┏━━
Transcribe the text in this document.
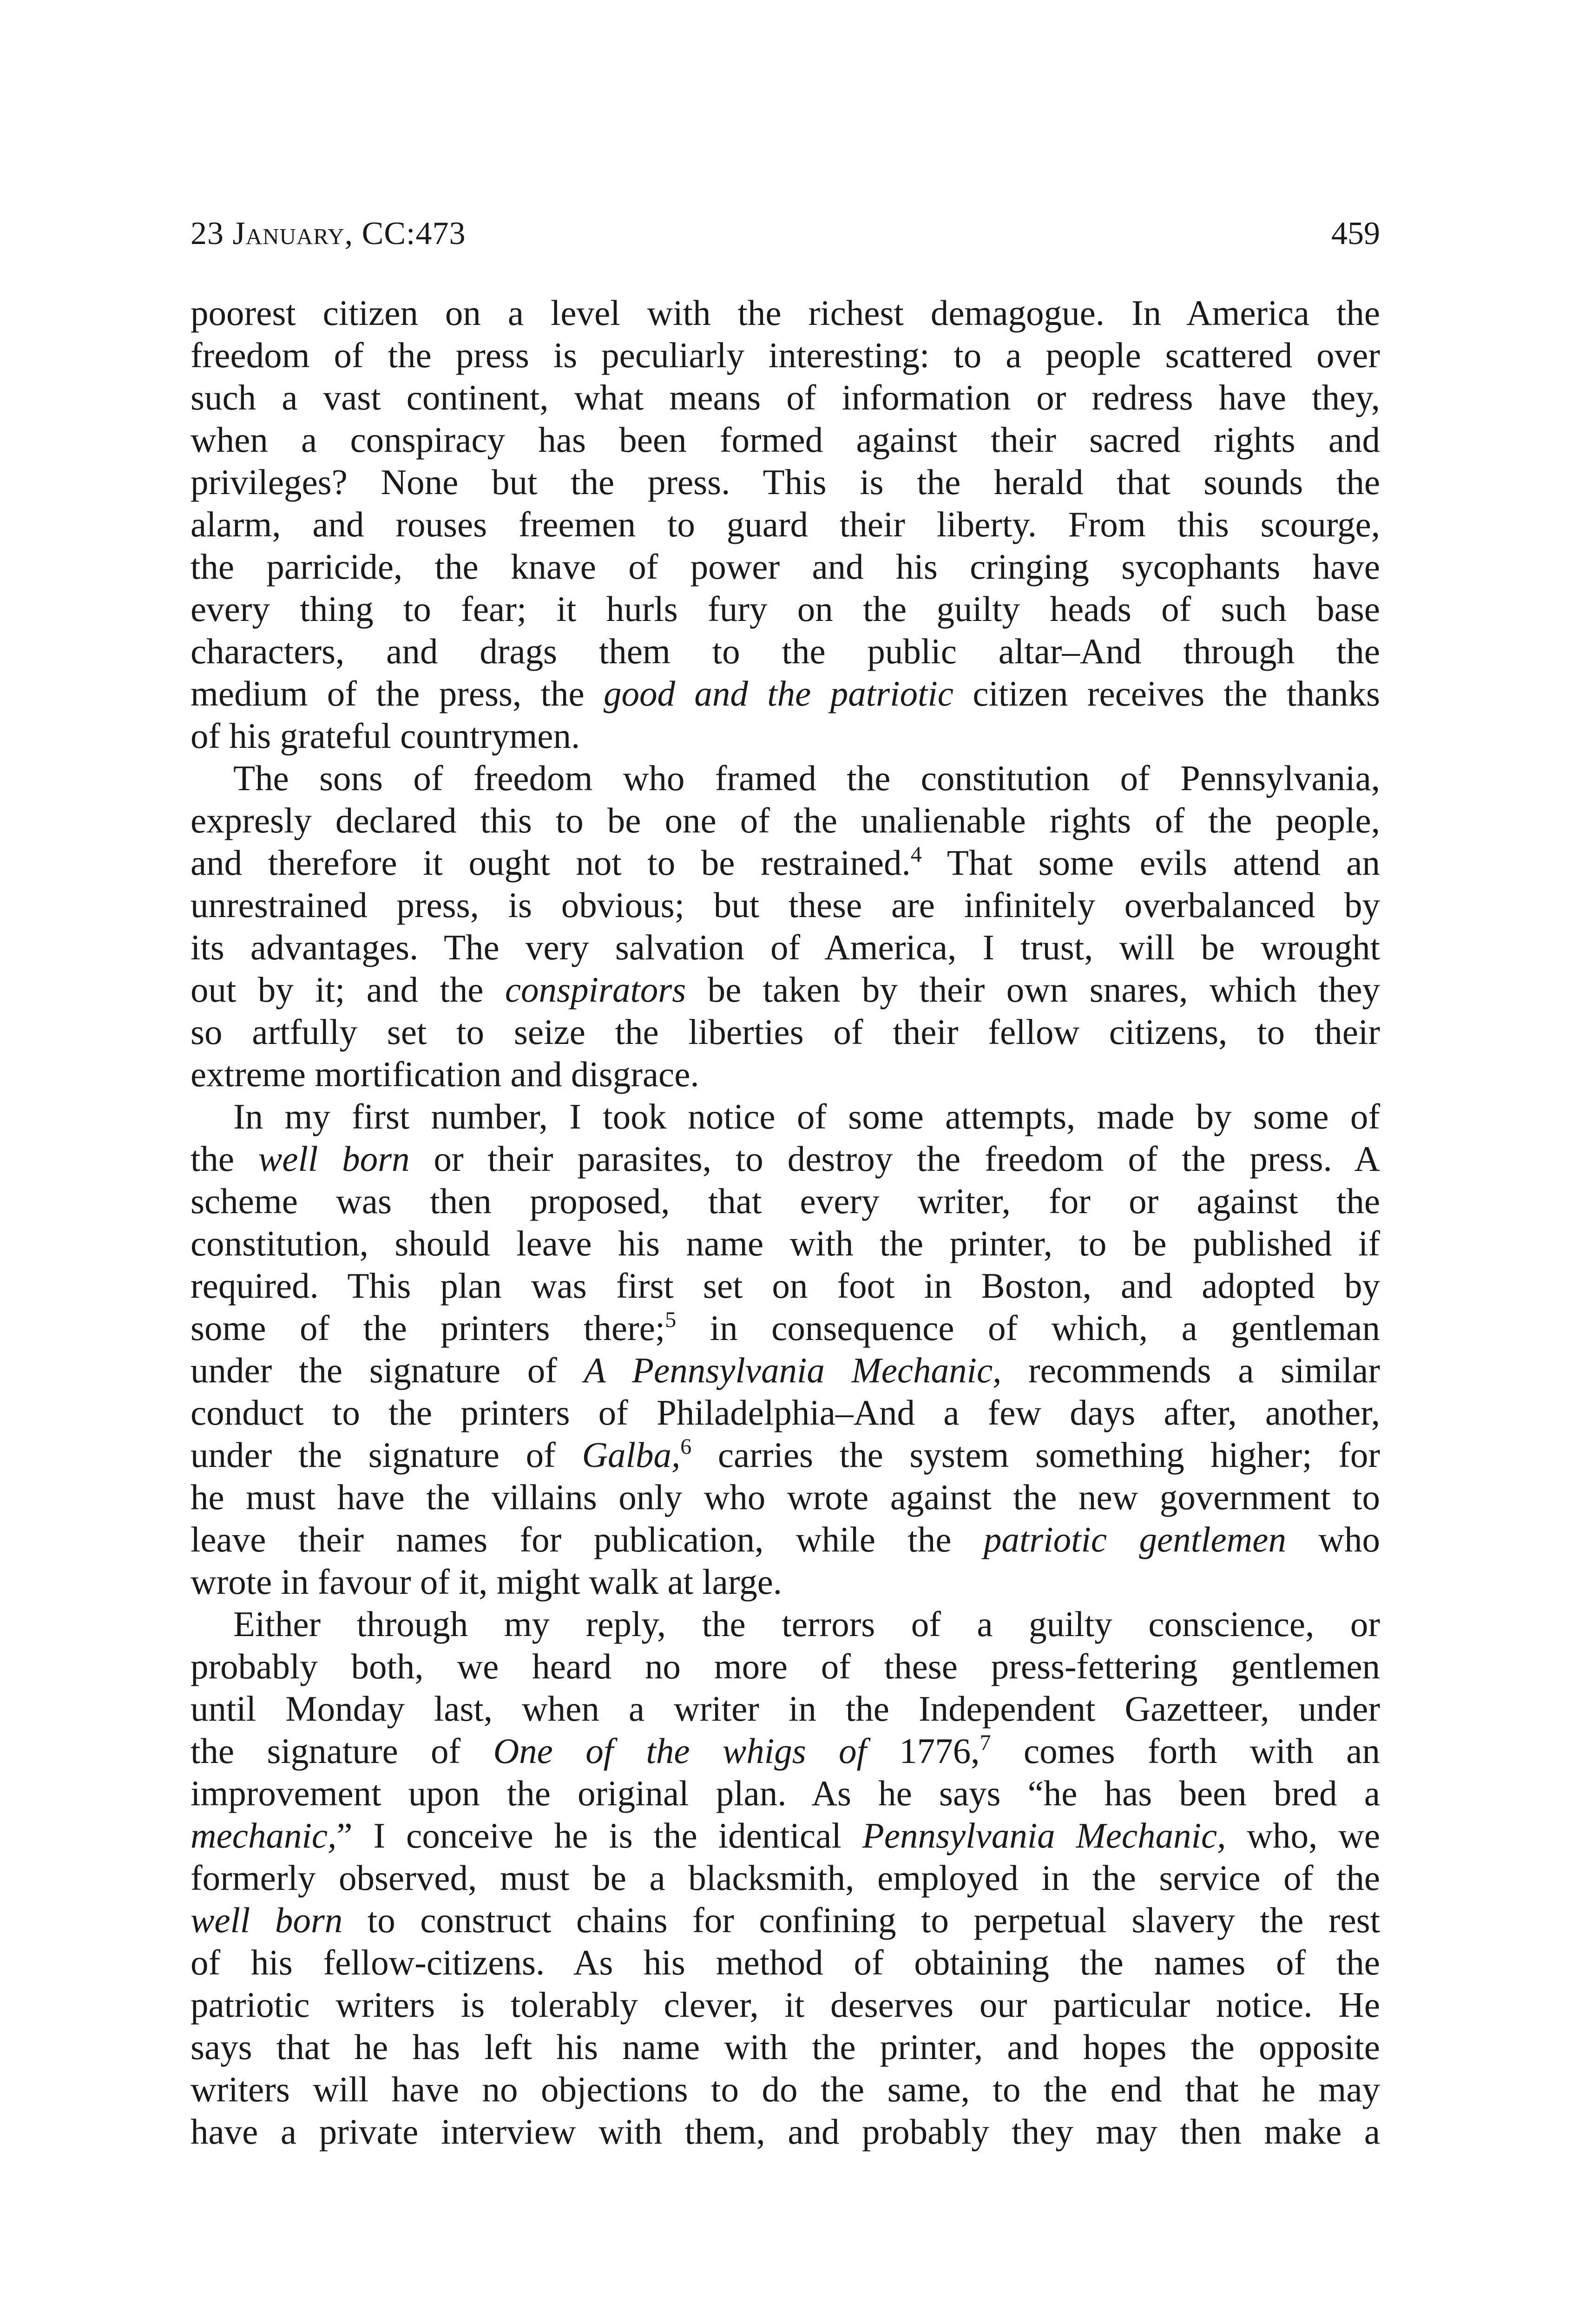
23 January, CC:473	459
poorest citizen on a level with the richest demagogue. In America the
freedom of the press is peculiarly interesting: to a people scattered over
such a vast continent, what means of information or redress have they,
when a conspiracy has been formed against their sacred rights and
privileges? None but the press. This is the herald that sounds the
alarm, and rouses freemen to guard their liberty. From this scourge,
the parricide, the knave of power and his cringing sycophants have
every thing to fear; it hurls fury on the guilty heads of such base
characters, and drags them to the public altar–And through the
medium of the press, the good and the patriotic citizen receives the thanks
of his grateful countrymen.
The sons of freedom who framed the constitution of Pennsylvania,
expresly declared this to be one of the unalienable rights of the people,
and therefore it ought not to be restrained.$^4$ That some evils attend an
unrestrained press, is obvious; but these are infinitely overbalanced by
its advantages. The very salvation of America, I trust, will be wrought
out by it; and the conspirators be taken by their own snares, which they
so artfully set to seize the liberties of their fellow citizens, to their
extreme mortification and disgrace.
In my first number, I took notice of some attempts, made by some of
the well born or their parasites, to destroy the freedom of the press. A
scheme was then proposed, that every writer, for or against the
constitution, should leave his name with the printer, to be published if
required. This plan was first set on foot in Boston, and adopted by
some of the printers there;$^5$ in consequence of which, a gentleman
under the signature of A Pennsylvania Mechanic, recommends a similar
conduct to the printers of Philadelphia–And a few days after, another,
under the signature of Galba,$^6$ carries the system something higher; for
he must have the villains only who wrote against the new government to
leave their names for publication, while the patriotic gentlemen who
wrote in favour of it, might walk at large.
Either through my reply, the terrors of a guilty conscience, or
probably both, we heard no more of these press-fettering gentlemen
until Monday last, when a writer in the Independent Gazetteer, under
the signature of One of the whigs of 1776,$^7$ comes forth with an
improvement upon the original plan. As he says “he has been bred a
mechanic,” I conceive he is the identical Pennsylvania Mechanic, who, we
formerly observed, must be a blacksmith, employed in the service of the
well born to construct chains for confining to perpetual slavery the rest
of his fellow-citizens. As his method of obtaining the names of the
patriotic writers is tolerably clever, it deserves our particular notice. He
says that he has left his name with the printer, and hopes the opposite
writers will have no objections to do the same, to the end that he may
have a private interview with them, and probably they may then make a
┗━━
What you will do:
Pull out every line above that holds the word "first".

Output for this exercise:
In my first number, I took notice of some attempts, made by some of
required. This plan was first set on foot in Boston, and adopted by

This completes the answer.